_WHAT TO DO_
Pictures aside, quote the whole listing exactly.

[Dataset items]
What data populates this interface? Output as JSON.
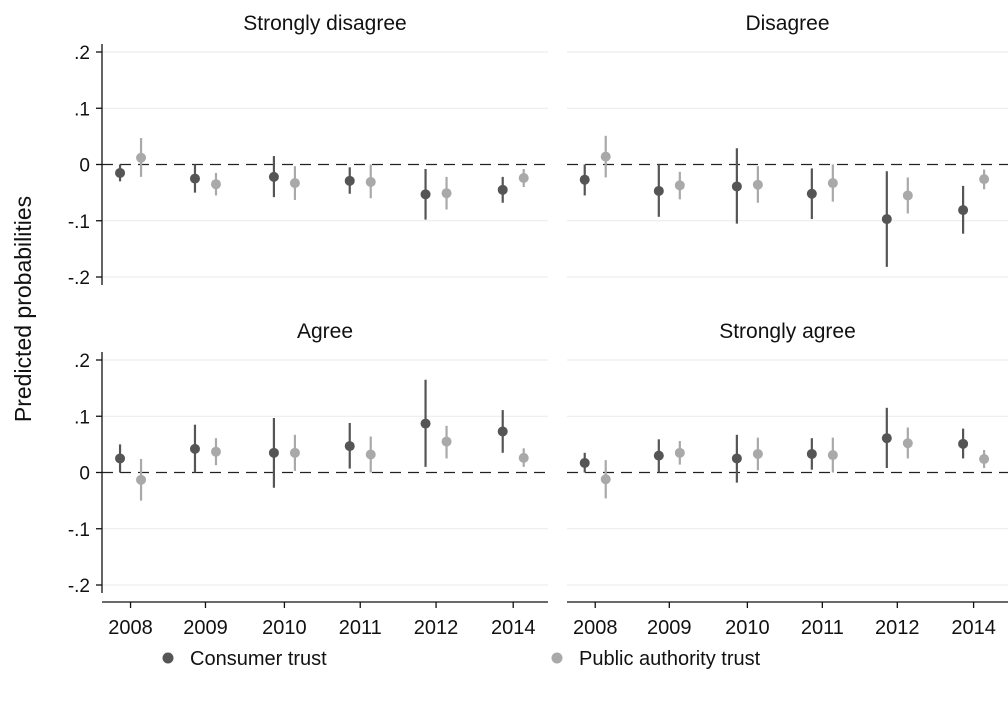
{
  "chart_data": {
    "type": "scatter",
    "ylabel": "Predicted probabilities",
    "categories": [
      "2008",
      "2009",
      "2010",
      "2011",
      "2012",
      "2014"
    ],
    "ylim": [
      -0.2,
      0.2
    ],
    "yticks": [
      {
        "value": 0.2,
        "label": ".2"
      },
      {
        "value": 0.1,
        "label": ".1"
      },
      {
        "value": 0,
        "label": "0"
      },
      {
        "value": -0.1,
        "label": "-.1"
      },
      {
        "value": -0.2,
        "label": "-.2"
      }
    ],
    "reference_line": 0,
    "grid": true,
    "legend_position": "bottom",
    "series_names": [
      "Consumer trust",
      "Public authority trust"
    ],
    "series_colors": [
      "#555555",
      "#a9a9a9"
    ],
    "panels": [
      {
        "title": "Strongly disagree",
        "series": [
          {
            "name": "Consumer trust",
            "values": [
              -0.015,
              -0.025,
              -0.022,
              -0.029,
              -0.053,
              -0.045
            ],
            "ci_low": [
              -0.03,
              -0.05,
              -0.058,
              -0.052,
              -0.098,
              -0.068
            ],
            "ci_high": [
              0.0,
              0.0,
              0.015,
              -0.005,
              -0.008,
              -0.022
            ]
          },
          {
            "name": "Public authority trust",
            "values": [
              0.012,
              -0.035,
              -0.033,
              -0.031,
              -0.051,
              -0.024
            ],
            "ci_low": [
              -0.022,
              -0.055,
              -0.063,
              -0.06,
              -0.08,
              -0.04
            ],
            "ci_high": [
              0.047,
              -0.015,
              -0.003,
              0.0,
              -0.022,
              -0.008
            ]
          }
        ]
      },
      {
        "title": "Disagree",
        "series": [
          {
            "name": "Consumer trust",
            "values": [
              -0.027,
              -0.047,
              -0.039,
              -0.052,
              -0.097,
              -0.081
            ],
            "ci_low": [
              -0.055,
              -0.093,
              -0.105,
              -0.097,
              -0.182,
              -0.123
            ],
            "ci_high": [
              0.0,
              0.0,
              0.029,
              -0.007,
              -0.012,
              -0.038
            ]
          },
          {
            "name": "Public authority trust",
            "values": [
              0.014,
              -0.037,
              -0.036,
              -0.033,
              -0.055,
              -0.026
            ],
            "ci_low": [
              -0.023,
              -0.062,
              -0.068,
              -0.066,
              -0.087,
              -0.044
            ],
            "ci_high": [
              0.051,
              -0.013,
              -0.003,
              0.0,
              -0.023,
              -0.009
            ]
          }
        ]
      },
      {
        "title": "Agree",
        "series": [
          {
            "name": "Consumer trust",
            "values": [
              0.025,
              0.042,
              0.035,
              0.047,
              0.087,
              0.073
            ],
            "ci_low": [
              0.0,
              0.0,
              -0.027,
              0.007,
              0.01,
              0.035
            ],
            "ci_high": [
              0.05,
              0.085,
              0.097,
              0.088,
              0.165,
              0.111
            ]
          },
          {
            "name": "Public authority trust",
            "values": [
              -0.013,
              0.037,
              0.035,
              0.032,
              0.055,
              0.026
            ],
            "ci_low": [
              -0.05,
              0.013,
              0.003,
              0.0,
              0.025,
              0.01
            ],
            "ci_high": [
              0.024,
              0.061,
              0.067,
              0.064,
              0.083,
              0.043
            ]
          }
        ]
      },
      {
        "title": "Strongly agree",
        "series": [
          {
            "name": "Consumer trust",
            "values": [
              0.017,
              0.03,
              0.025,
              0.033,
              0.061,
              0.051
            ],
            "ci_low": [
              0.0,
              0.0,
              -0.018,
              0.005,
              0.008,
              0.025
            ],
            "ci_high": [
              0.035,
              0.059,
              0.067,
              0.061,
              0.115,
              0.078
            ]
          },
          {
            "name": "Public authority trust",
            "values": [
              -0.012,
              0.035,
              0.033,
              0.031,
              0.052,
              0.024
            ],
            "ci_low": [
              -0.046,
              0.014,
              0.004,
              0.0,
              0.025,
              0.008
            ],
            "ci_high": [
              0.022,
              0.056,
              0.062,
              0.062,
              0.08,
              0.04
            ]
          }
        ]
      }
    ]
  }
}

_RESULT BELOW_
What data populates this interface? Output as JSON.
{
  "chart_data": {
    "type": "scatter",
    "ylabel": "Predicted probabilities",
    "categories": [
      "2008",
      "2009",
      "2010",
      "2011",
      "2012",
      "2014"
    ],
    "ylim": [
      -0.2,
      0.2
    ],
    "yticks": [
      {
        "value": 0.2,
        "label": ".2"
      },
      {
        "value": 0.1,
        "label": ".1"
      },
      {
        "value": 0,
        "label": "0"
      },
      {
        "value": -0.1,
        "label": "-.1"
      },
      {
        "value": -0.2,
        "label": "-.2"
      }
    ],
    "reference_line": 0,
    "grid": true,
    "legend_position": "bottom",
    "series_names": [
      "Consumer trust",
      "Public authority trust"
    ],
    "series_colors": [
      "#555555",
      "#a9a9a9"
    ],
    "panels": [
      {
        "title": "Strongly disagree",
        "series": [
          {
            "name": "Consumer trust",
            "values": [
              -0.015,
              -0.025,
              -0.022,
              -0.029,
              -0.053,
              -0.045
            ],
            "ci_low": [
              -0.03,
              -0.05,
              -0.058,
              -0.052,
              -0.098,
              -0.068
            ],
            "ci_high": [
              0.0,
              0.0,
              0.015,
              -0.005,
              -0.008,
              -0.022
            ]
          },
          {
            "name": "Public authority trust",
            "values": [
              0.012,
              -0.035,
              -0.033,
              -0.031,
              -0.051,
              -0.024
            ],
            "ci_low": [
              -0.022,
              -0.055,
              -0.063,
              -0.06,
              -0.08,
              -0.04
            ],
            "ci_high": [
              0.047,
              -0.015,
              -0.003,
              0.0,
              -0.022,
              -0.008
            ]
          }
        ]
      },
      {
        "title": "Disagree",
        "series": [
          {
            "name": "Consumer trust",
            "values": [
              -0.027,
              -0.047,
              -0.039,
              -0.052,
              -0.097,
              -0.081
            ],
            "ci_low": [
              -0.055,
              -0.093,
              -0.105,
              -0.097,
              -0.182,
              -0.123
            ],
            "ci_high": [
              0.0,
              0.0,
              0.029,
              -0.007,
              -0.012,
              -0.038
            ]
          },
          {
            "name": "Public authority trust",
            "values": [
              0.014,
              -0.037,
              -0.036,
              -0.033,
              -0.055,
              -0.026
            ],
            "ci_low": [
              -0.023,
              -0.062,
              -0.068,
              -0.066,
              -0.087,
              -0.044
            ],
            "ci_high": [
              0.051,
              -0.013,
              -0.003,
              0.0,
              -0.023,
              -0.009
            ]
          }
        ]
      },
      {
        "title": "Agree",
        "series": [
          {
            "name": "Consumer trust",
            "values": [
              0.025,
              0.042,
              0.035,
              0.047,
              0.087,
              0.073
            ],
            "ci_low": [
              0.0,
              0.0,
              -0.027,
              0.007,
              0.01,
              0.035
            ],
            "ci_high": [
              0.05,
              0.085,
              0.097,
              0.088,
              0.165,
              0.111
            ]
          },
          {
            "name": "Public authority trust",
            "values": [
              -0.013,
              0.037,
              0.035,
              0.032,
              0.055,
              0.026
            ],
            "ci_low": [
              -0.05,
              0.013,
              0.003,
              0.0,
              0.025,
              0.01
            ],
            "ci_high": [
              0.024,
              0.061,
              0.067,
              0.064,
              0.083,
              0.043
            ]
          }
        ]
      },
      {
        "title": "Strongly agree",
        "series": [
          {
            "name": "Consumer trust",
            "values": [
              0.017,
              0.03,
              0.025,
              0.033,
              0.061,
              0.051
            ],
            "ci_low": [
              0.0,
              0.0,
              -0.018,
              0.005,
              0.008,
              0.025
            ],
            "ci_high": [
              0.035,
              0.059,
              0.067,
              0.061,
              0.115,
              0.078
            ]
          },
          {
            "name": "Public authority trust",
            "values": [
              -0.012,
              0.035,
              0.033,
              0.031,
              0.052,
              0.024
            ],
            "ci_low": [
              -0.046,
              0.014,
              0.004,
              0.0,
              0.025,
              0.008
            ],
            "ci_high": [
              0.022,
              0.056,
              0.062,
              0.062,
              0.08,
              0.04
            ]
          }
        ]
      }
    ]
  }
}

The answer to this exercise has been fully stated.